[Recorded data]
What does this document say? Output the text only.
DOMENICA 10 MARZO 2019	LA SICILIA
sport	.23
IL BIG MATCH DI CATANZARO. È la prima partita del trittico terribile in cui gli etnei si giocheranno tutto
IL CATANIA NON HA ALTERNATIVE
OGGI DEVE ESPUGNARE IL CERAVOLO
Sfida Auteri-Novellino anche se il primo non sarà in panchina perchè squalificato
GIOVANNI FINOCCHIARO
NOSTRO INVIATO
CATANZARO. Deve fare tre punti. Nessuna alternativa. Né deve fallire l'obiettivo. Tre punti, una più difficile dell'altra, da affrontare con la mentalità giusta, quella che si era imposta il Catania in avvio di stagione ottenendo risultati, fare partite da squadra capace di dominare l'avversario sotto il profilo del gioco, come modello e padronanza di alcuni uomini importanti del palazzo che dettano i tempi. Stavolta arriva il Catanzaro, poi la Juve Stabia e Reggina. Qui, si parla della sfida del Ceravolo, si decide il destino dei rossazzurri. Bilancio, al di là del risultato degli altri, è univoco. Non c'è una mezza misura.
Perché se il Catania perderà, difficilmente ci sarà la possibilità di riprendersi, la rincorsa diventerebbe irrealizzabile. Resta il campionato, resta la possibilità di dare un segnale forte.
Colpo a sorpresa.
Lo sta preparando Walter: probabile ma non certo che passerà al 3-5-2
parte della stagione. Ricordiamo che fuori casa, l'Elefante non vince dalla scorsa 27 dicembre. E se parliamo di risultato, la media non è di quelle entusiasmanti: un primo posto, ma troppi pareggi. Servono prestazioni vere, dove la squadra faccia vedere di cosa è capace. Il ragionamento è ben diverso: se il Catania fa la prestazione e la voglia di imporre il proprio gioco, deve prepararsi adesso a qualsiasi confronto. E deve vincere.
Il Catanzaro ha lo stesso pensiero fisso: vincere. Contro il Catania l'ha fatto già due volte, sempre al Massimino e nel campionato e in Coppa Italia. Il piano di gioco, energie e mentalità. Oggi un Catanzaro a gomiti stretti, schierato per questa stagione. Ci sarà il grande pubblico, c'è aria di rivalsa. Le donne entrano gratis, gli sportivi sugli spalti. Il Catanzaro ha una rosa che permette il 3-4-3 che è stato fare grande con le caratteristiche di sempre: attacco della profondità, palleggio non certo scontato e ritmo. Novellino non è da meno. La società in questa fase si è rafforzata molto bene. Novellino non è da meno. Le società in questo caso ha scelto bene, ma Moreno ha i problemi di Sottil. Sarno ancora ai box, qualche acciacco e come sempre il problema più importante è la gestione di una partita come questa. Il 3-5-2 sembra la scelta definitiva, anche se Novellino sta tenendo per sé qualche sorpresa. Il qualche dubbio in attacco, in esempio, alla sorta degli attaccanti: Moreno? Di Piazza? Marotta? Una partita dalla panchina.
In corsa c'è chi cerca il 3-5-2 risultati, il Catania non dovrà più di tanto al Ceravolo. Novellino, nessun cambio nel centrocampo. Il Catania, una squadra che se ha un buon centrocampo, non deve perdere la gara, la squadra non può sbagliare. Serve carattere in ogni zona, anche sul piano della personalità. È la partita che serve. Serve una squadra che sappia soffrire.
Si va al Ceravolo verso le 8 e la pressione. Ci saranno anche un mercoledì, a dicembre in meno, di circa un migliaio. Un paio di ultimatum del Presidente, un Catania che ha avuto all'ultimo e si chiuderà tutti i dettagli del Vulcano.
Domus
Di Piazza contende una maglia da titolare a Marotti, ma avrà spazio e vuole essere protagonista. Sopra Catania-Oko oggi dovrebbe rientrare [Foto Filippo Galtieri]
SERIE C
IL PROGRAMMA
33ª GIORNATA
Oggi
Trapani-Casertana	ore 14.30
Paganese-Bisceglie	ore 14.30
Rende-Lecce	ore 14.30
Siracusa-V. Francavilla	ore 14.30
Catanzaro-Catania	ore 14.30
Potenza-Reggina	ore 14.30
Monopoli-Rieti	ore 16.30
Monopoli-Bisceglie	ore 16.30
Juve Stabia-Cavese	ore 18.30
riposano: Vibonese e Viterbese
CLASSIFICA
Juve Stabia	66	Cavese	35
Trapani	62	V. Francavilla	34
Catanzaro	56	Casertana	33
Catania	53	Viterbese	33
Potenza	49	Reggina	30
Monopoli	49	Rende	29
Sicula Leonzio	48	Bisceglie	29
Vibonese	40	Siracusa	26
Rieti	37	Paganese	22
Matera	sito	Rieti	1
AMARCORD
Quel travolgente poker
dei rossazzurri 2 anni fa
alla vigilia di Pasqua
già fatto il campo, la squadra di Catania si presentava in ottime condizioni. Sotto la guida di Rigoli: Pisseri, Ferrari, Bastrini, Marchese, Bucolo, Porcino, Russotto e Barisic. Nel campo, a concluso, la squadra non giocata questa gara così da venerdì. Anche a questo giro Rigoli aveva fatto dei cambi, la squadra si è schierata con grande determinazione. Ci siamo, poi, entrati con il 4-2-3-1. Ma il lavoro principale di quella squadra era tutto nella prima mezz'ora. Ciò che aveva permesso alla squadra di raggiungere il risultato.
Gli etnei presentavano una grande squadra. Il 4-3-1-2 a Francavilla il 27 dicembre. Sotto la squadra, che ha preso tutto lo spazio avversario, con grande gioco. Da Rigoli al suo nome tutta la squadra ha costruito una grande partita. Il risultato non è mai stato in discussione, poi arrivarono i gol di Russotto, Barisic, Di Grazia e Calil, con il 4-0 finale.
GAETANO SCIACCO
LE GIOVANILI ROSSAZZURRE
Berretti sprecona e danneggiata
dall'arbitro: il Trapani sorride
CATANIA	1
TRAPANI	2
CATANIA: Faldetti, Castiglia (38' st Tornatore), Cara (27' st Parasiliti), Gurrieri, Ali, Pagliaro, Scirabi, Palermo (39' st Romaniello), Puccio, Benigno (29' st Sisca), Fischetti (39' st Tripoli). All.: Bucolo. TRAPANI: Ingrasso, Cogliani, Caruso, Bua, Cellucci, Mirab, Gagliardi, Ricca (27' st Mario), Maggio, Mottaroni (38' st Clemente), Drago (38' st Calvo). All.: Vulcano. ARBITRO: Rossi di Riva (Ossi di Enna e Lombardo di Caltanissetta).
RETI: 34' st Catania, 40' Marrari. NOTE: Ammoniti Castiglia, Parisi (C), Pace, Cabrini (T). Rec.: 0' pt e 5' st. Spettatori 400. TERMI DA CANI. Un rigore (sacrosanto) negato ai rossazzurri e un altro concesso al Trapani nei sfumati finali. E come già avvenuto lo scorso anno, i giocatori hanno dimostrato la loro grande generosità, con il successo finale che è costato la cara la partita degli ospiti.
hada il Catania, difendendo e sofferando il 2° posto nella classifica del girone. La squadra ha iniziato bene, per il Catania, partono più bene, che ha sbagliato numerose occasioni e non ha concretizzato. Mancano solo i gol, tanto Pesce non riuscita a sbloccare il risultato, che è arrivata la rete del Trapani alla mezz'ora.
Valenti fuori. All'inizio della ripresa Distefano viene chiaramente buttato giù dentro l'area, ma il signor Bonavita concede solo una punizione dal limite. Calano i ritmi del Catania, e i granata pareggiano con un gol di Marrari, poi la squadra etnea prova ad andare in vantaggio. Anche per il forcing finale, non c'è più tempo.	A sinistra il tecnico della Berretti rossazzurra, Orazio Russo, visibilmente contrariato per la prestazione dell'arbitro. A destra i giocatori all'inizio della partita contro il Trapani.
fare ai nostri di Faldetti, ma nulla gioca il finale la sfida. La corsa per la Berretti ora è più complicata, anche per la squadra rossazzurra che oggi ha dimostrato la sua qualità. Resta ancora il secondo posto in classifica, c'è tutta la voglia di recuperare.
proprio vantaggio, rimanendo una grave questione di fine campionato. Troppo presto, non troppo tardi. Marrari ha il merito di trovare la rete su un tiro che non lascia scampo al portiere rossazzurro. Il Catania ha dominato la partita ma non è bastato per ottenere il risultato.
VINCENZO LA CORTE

What to work on: Every line of the listing that holds "Viterbese" should be found and copied.

Finished task:
riposano: Vibonese e Viterbese
Catania	53	Viterbese	33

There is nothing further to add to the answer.